Data entries:
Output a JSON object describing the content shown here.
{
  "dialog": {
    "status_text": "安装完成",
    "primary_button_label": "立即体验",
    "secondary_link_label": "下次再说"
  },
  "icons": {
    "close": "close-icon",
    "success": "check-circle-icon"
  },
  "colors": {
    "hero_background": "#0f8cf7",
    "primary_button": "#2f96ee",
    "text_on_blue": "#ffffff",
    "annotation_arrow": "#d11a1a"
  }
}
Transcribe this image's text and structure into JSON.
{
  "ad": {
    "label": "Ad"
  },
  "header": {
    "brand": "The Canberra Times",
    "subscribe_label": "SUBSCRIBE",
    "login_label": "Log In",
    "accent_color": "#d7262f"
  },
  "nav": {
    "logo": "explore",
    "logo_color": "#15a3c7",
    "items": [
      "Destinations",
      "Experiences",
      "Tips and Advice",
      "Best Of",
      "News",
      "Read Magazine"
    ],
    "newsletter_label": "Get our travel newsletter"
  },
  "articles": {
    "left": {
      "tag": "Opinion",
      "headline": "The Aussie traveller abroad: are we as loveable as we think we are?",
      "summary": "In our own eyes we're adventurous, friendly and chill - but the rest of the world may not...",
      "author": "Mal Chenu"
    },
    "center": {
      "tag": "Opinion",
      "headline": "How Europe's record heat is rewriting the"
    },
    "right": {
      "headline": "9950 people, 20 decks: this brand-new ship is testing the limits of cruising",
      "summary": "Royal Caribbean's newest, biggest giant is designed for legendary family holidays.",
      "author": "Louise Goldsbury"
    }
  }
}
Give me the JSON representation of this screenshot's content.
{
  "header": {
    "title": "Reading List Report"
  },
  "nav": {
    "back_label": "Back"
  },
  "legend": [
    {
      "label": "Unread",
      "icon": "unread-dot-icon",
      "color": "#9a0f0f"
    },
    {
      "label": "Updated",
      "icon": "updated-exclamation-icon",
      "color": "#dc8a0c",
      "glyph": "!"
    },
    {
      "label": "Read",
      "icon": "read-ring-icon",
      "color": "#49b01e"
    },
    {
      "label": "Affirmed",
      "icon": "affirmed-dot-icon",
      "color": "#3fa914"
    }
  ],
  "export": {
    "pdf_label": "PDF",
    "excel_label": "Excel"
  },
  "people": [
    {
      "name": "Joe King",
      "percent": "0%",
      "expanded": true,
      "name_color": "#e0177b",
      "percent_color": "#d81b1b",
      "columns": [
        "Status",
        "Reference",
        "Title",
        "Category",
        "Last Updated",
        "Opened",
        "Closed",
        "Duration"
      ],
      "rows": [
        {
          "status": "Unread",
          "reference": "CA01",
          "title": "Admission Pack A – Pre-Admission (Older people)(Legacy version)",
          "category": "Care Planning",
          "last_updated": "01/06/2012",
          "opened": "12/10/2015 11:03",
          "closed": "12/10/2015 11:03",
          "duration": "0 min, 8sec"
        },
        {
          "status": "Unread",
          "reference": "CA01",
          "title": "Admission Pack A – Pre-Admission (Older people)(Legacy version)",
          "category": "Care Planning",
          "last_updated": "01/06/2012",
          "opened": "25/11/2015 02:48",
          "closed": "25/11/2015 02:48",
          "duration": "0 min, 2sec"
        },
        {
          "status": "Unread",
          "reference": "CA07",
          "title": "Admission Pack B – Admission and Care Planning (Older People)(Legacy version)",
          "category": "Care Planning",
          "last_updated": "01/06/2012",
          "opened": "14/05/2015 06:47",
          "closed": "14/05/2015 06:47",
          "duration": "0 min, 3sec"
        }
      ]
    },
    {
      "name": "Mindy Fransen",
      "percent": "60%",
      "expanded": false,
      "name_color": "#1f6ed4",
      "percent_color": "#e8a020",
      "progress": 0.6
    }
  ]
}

▶ Set exercise: Go back to the listing above and please repeat it exactly.

▶ Response below:
Output a JSON object describing the content shown here.
{
  "dialog": {
    "status_text": "安装完成",
    "primary_button_label": "立即体验",
    "secondary_link_label": "下次再说"
  },
  "icons": {
    "close": "close-icon",
    "success": "check-circle-icon"
  },
  "colors": {
    "hero_background": "#0f8cf7",
    "primary_button": "#2f96ee",
    "text_on_blue": "#ffffff",
    "annotation_arrow": "#d11a1a"
  }
}
Transcribe this image's text and structure into JSON.
{
  "ad": {
    "label": "Ad"
  },
  "header": {
    "brand": "The Canberra Times",
    "subscribe_label": "SUBSCRIBE",
    "login_label": "Log In",
    "accent_color": "#d7262f"
  },
  "nav": {
    "logo": "explore",
    "logo_color": "#15a3c7",
    "items": [
      "Destinations",
      "Experiences",
      "Tips and Advice",
      "Best Of",
      "News",
      "Read Magazine"
    ],
    "newsletter_label": "Get our travel newsletter"
  },
  "articles": {
    "left": {
      "tag": "Opinion",
      "headline": "The Aussie traveller abroad: are we as loveable as we think we are?",
      "summary": "In our own eyes we're adventurous, friendly and chill - but the rest of the world may not...",
      "author": "Mal Chenu"
    },
    "center": {
      "tag": "Opinion",
      "headline": "How Europe's record heat is rewriting the"
    },
    "right": {
      "headline": "9950 people, 20 decks: this brand-new ship is testing the limits of cruising",
      "summary": "Royal Caribbean's newest, biggest giant is designed for legendary family holidays.",
      "author": "Louise Goldsbury"
    }
  }
}
Give me the JSON representation of this screenshot's content.
{
  "header": {
    "title": "Reading List Report"
  },
  "nav": {
    "back_label": "Back"
  },
  "legend": [
    {
      "label": "Unread",
      "icon": "unread-dot-icon",
      "color": "#9a0f0f"
    },
    {
      "label": "Updated",
      "icon": "updated-exclamation-icon",
      "color": "#dc8a0c",
      "glyph": "!"
    },
    {
      "label": "Read",
      "icon": "read-ring-icon",
      "color": "#49b01e"
    },
    {
      "label": "Affirmed",
      "icon": "affirmed-dot-icon",
      "color": "#3fa914"
    }
  ],
  "export": {
    "pdf_label": "PDF",
    "excel_label": "Excel"
  },
  "people": [
    {
      "name": "Joe King",
      "percent": "0%",
      "expanded": true,
      "name_color": "#e0177b",
      "percent_color": "#d81b1b",
      "columns": [
        "Status",
        "Reference",
        "Title",
        "Category",
        "Last Updated",
        "Opened",
        "Closed",
        "Duration"
      ],
      "rows": [
        {
          "status": "Unread",
          "reference": "CA01",
          "title": "Admission Pack A – Pre-Admission (Older people)(Legacy version)",
          "category": "Care Planning",
          "last_updated": "01/06/2012",
          "opened": "12/10/2015 11:03",
          "closed": "12/10/2015 11:03",
          "duration": "0 min, 8sec"
        },
        {
          "status": "Unread",
          "reference": "CA01",
          "title": "Admission Pack A – Pre-Admission (Older people)(Legacy version)",
          "category": "Care Planning",
          "last_updated": "01/06/2012",
          "opened": "25/11/2015 02:48",
          "closed": "25/11/2015 02:48",
          "duration": "0 min, 2sec"
        },
        {
          "status": "Unread",
          "reference": "CA07",
          "title": "Admission Pack B – Admission and Care Planning (Older People)(Legacy version)",
          "category": "Care Planning",
          "last_updated": "01/06/2012",
          "opened": "14/05/2015 06:47",
          "closed": "14/05/2015 06:47",
          "duration": "0 min, 3sec"
        }
      ]
    },
    {
      "name": "Mindy Fransen",
      "percent": "60%",
      "expanded": false,
      "name_color": "#1f6ed4",
      "percent_color": "#e8a020",
      "progress": 0.6
    }
  ]
}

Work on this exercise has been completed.